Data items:
==*==
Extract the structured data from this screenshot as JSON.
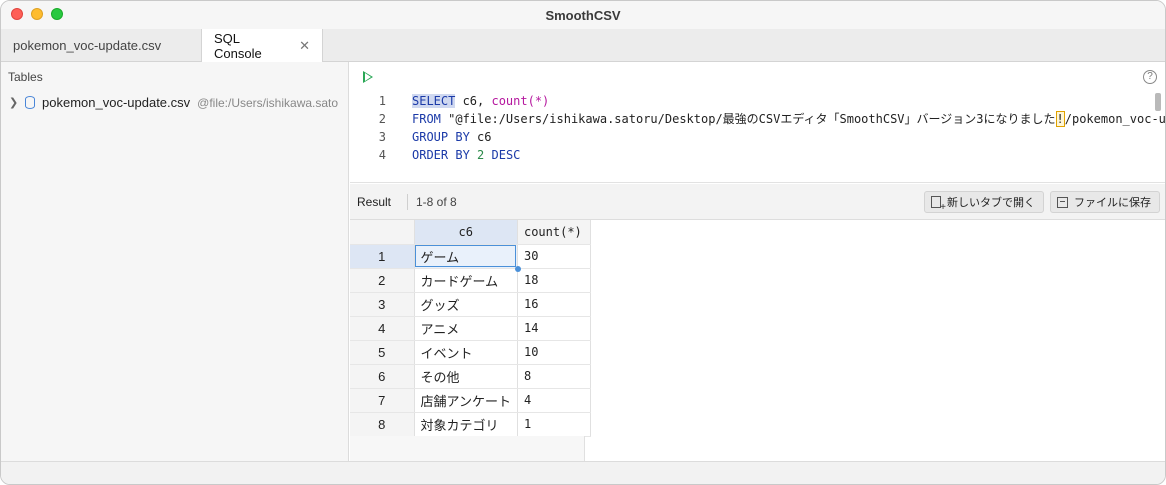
{
  "app": {
    "title": "SmoothCSV"
  },
  "tabs": [
    {
      "label": "pokemon_voc-update.csv",
      "active": false
    },
    {
      "label": "SQL Console",
      "active": true
    }
  ],
  "sidebar": {
    "title": "Tables",
    "table": {
      "name": "pokemon_voc-update.csv",
      "path": "@file:/Users/ishikawa.sato"
    }
  },
  "editor": {
    "lines": [
      {
        "num": "1",
        "kw1": "SELECT",
        "t1": " c6, ",
        "fn": "count",
        "t2": "(*)"
      },
      {
        "num": "2",
        "kw": "FROM",
        "t1": " \"@file:/Users/ishikawa.satoru/Desktop/最強のCSVエディタ「SmoothCSV」バージョン3になりました",
        "mark": "!",
        "t2": "/pokemon_voc-u"
      },
      {
        "num": "3",
        "kw": "GROUP BY",
        "t1": " c6"
      },
      {
        "num": "4",
        "kw": "ORDER BY",
        "numval": "2",
        "kw2": "DESC"
      }
    ]
  },
  "result": {
    "label": "Result",
    "count": "1-8 of 8",
    "open_new_tab": "新しいタブで開く",
    "save_to_file": "ファイルに保存",
    "columns": [
      "c6",
      "count(*)"
    ],
    "rows": [
      {
        "n": "1",
        "c6": "ゲーム",
        "count": "30"
      },
      {
        "n": "2",
        "c6": "カードゲーム",
        "count": "18"
      },
      {
        "n": "3",
        "c6": "グッズ",
        "count": "16"
      },
      {
        "n": "4",
        "c6": "アニメ",
        "count": "14"
      },
      {
        "n": "5",
        "c6": "イベント",
        "count": "10"
      },
      {
        "n": "6",
        "c6": "その他",
        "count": "8"
      },
      {
        "n": "7",
        "c6": "店舗アンケート",
        "count": "4"
      },
      {
        "n": "8",
        "c6": "対象カテゴリ",
        "count": "1"
      }
    ]
  }
}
==*==
* [What the task requires]: Output, exactly, all the records above; include no pictures.

* [Worked solution]:
Extract the structured data from this screenshot as JSON.
{
  "app": {
    "title": "SmoothCSV"
  },
  "tabs": [
    {
      "label": "pokemon_voc-update.csv",
      "active": false
    },
    {
      "label": "SQL Console",
      "active": true
    }
  ],
  "sidebar": {
    "title": "Tables",
    "table": {
      "name": "pokemon_voc-update.csv",
      "path": "@file:/Users/ishikawa.sato"
    }
  },
  "editor": {
    "lines": [
      {
        "num": "1",
        "kw1": "SELECT",
        "t1": " c6, ",
        "fn": "count",
        "t2": "(*)"
      },
      {
        "num": "2",
        "kw": "FROM",
        "t1": " \"@file:/Users/ishikawa.satoru/Desktop/最強のCSVエディタ「SmoothCSV」バージョン3になりました",
        "mark": "!",
        "t2": "/pokemon_voc-u"
      },
      {
        "num": "3",
        "kw": "GROUP BY",
        "t1": " c6"
      },
      {
        "num": "4",
        "kw": "ORDER BY",
        "numval": "2",
        "kw2": "DESC"
      }
    ]
  },
  "result": {
    "label": "Result",
    "count": "1-8 of 8",
    "open_new_tab": "新しいタブで開く",
    "save_to_file": "ファイルに保存",
    "columns": [
      "c6",
      "count(*)"
    ],
    "rows": [
      {
        "n": "1",
        "c6": "ゲーム",
        "count": "30"
      },
      {
        "n": "2",
        "c6": "カードゲーム",
        "count": "18"
      },
      {
        "n": "3",
        "c6": "グッズ",
        "count": "16"
      },
      {
        "n": "4",
        "c6": "アニメ",
        "count": "14"
      },
      {
        "n": "5",
        "c6": "イベント",
        "count": "10"
      },
      {
        "n": "6",
        "c6": "その他",
        "count": "8"
      },
      {
        "n": "7",
        "c6": "店舗アンケート",
        "count": "4"
      },
      {
        "n": "8",
        "c6": "対象カテゴリ",
        "count": "1"
      }
    ]
  }
}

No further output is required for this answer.